| The exercise |
List every specific kind of tree named in the passage below about a childhood garden memory.

My first distinct memory in a garden was about death—and I’d almost forgotten it.
Yesterday I was driving through an unfamiliar neighborhood, searching for a garage sale I’d read about, and my eyes spotted a small wooden cross, painted white, beneath a tree. I realized that someone’s beloved pet must be buried at that spot—and almost immediately remembered the day my grandmother buried her dead budgerigar, rolled up in a handkerchief, beneath the pussy willow in her garden.
I don’t believe I’d thought about that incident for at least 30 years, but it returned to me, complete and in detail. I was amazed the memory could have lived inside, undisturbed, for so long—and then be summoned instantly by a glimpse of a cross under a tree. It happened almost 50 years ago. I was four years old and excited to be permitted to walk all by myself to my grandmother’s house. Grandma lived in the next house over from ours, but we lived outside town, and her house wasn’t visible from ours. It was a major milestone in my young life, my first thrill of independence. There was one rule: I couldn’t go past the mailboxes near the road. I had to go the back way, past a hayfield, underneath the wild cherry tree that leaned over the path (at such an angle that I dashed quickly under it every time because I imagined it might fall on me), and through a small orchard of apple and pear trees, finally emerging near Grandma’s cold frame behind the garage.

(Layout element annotations)
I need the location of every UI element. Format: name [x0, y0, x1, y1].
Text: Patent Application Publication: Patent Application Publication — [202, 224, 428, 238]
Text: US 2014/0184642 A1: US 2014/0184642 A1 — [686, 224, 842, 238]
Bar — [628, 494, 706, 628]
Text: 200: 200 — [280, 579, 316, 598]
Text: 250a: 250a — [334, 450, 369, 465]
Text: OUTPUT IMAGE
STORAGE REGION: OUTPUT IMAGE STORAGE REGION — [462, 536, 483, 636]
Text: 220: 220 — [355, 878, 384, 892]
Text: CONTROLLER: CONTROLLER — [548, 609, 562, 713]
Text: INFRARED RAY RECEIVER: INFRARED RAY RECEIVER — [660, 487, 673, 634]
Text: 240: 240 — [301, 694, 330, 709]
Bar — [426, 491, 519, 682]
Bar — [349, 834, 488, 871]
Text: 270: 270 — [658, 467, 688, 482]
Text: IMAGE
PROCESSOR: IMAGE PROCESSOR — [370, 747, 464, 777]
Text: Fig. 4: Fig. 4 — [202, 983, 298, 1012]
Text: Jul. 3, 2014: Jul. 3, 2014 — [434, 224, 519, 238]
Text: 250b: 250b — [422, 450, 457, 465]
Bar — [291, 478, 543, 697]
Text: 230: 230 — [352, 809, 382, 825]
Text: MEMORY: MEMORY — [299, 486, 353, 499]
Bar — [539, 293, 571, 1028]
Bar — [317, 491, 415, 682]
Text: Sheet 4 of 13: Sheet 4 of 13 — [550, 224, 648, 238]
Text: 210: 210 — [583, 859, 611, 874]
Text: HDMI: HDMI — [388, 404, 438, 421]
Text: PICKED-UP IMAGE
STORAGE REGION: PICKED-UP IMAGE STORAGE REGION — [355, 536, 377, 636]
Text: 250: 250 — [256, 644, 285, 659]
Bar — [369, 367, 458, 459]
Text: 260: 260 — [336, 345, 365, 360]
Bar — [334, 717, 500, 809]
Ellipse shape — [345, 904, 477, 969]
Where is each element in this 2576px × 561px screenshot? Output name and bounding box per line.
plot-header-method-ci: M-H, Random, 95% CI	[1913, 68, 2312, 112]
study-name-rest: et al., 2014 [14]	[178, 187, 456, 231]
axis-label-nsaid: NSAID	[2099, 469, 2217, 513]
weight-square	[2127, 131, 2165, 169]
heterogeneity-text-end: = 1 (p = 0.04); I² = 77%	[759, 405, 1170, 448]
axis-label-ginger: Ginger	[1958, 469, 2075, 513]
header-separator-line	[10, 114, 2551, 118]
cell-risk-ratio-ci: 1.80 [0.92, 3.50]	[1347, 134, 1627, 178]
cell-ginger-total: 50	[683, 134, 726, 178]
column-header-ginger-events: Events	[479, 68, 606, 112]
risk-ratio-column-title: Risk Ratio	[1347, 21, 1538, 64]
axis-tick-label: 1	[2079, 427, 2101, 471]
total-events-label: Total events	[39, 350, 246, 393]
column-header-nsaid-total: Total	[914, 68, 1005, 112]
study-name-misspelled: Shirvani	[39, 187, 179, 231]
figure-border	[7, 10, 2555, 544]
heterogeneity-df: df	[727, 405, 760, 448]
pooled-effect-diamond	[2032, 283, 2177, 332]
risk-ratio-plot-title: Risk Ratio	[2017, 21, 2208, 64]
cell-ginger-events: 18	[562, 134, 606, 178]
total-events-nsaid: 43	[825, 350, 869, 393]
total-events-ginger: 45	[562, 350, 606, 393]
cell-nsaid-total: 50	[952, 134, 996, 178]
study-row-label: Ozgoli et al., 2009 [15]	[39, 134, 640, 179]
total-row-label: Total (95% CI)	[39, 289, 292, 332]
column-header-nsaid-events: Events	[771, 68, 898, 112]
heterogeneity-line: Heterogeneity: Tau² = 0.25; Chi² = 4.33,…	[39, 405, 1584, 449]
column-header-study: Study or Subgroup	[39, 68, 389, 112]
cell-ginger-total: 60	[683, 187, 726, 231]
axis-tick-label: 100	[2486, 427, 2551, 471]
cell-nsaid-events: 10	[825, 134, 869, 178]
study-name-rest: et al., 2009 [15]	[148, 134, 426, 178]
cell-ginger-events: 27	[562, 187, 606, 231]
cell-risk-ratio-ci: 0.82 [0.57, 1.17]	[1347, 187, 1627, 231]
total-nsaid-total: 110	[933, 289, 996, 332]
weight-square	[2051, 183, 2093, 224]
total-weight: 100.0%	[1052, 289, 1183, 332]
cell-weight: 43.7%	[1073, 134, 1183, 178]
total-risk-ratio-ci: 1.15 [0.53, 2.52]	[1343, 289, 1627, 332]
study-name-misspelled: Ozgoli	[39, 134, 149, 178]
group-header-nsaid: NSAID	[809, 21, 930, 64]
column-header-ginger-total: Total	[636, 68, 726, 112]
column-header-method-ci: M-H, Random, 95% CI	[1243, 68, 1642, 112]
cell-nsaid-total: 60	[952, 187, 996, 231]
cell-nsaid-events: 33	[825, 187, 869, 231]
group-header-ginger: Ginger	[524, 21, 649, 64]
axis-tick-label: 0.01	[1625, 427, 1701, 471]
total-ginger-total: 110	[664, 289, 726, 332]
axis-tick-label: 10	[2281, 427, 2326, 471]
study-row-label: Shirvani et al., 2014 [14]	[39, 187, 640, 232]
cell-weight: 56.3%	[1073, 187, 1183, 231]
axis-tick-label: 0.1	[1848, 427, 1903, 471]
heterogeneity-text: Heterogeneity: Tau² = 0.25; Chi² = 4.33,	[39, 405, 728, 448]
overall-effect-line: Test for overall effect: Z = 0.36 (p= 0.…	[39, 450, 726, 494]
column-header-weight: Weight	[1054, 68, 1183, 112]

| Correct result |
- Pussy willow
- Wild cherry
- Apple
- Pear